* _STATED PROBLEM_:
Filter the entries that follow, copying every line in which the word "body" appears.
┌─ RECORDED DATA
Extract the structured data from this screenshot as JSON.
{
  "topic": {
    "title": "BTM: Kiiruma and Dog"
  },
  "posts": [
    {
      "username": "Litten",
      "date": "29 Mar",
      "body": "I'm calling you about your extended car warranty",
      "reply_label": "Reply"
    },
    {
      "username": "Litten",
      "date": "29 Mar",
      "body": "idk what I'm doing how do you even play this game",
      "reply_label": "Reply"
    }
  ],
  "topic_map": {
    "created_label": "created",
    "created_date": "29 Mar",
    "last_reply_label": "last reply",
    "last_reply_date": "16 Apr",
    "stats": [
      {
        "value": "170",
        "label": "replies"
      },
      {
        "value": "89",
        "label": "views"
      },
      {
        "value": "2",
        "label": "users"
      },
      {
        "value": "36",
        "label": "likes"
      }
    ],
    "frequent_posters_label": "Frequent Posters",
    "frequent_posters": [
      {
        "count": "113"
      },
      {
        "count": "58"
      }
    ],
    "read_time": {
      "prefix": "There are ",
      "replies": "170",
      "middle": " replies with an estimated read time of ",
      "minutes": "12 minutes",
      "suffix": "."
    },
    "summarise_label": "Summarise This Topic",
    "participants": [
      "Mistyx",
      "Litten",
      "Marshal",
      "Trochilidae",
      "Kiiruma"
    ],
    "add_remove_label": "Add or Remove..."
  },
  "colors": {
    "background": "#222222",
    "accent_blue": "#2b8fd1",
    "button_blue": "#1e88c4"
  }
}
└─
* _CORRECT OUTPUT_:
      "body": "I'm calling you about your extended car warranty",
      "body": "idk what I'm doing how do you even play this game",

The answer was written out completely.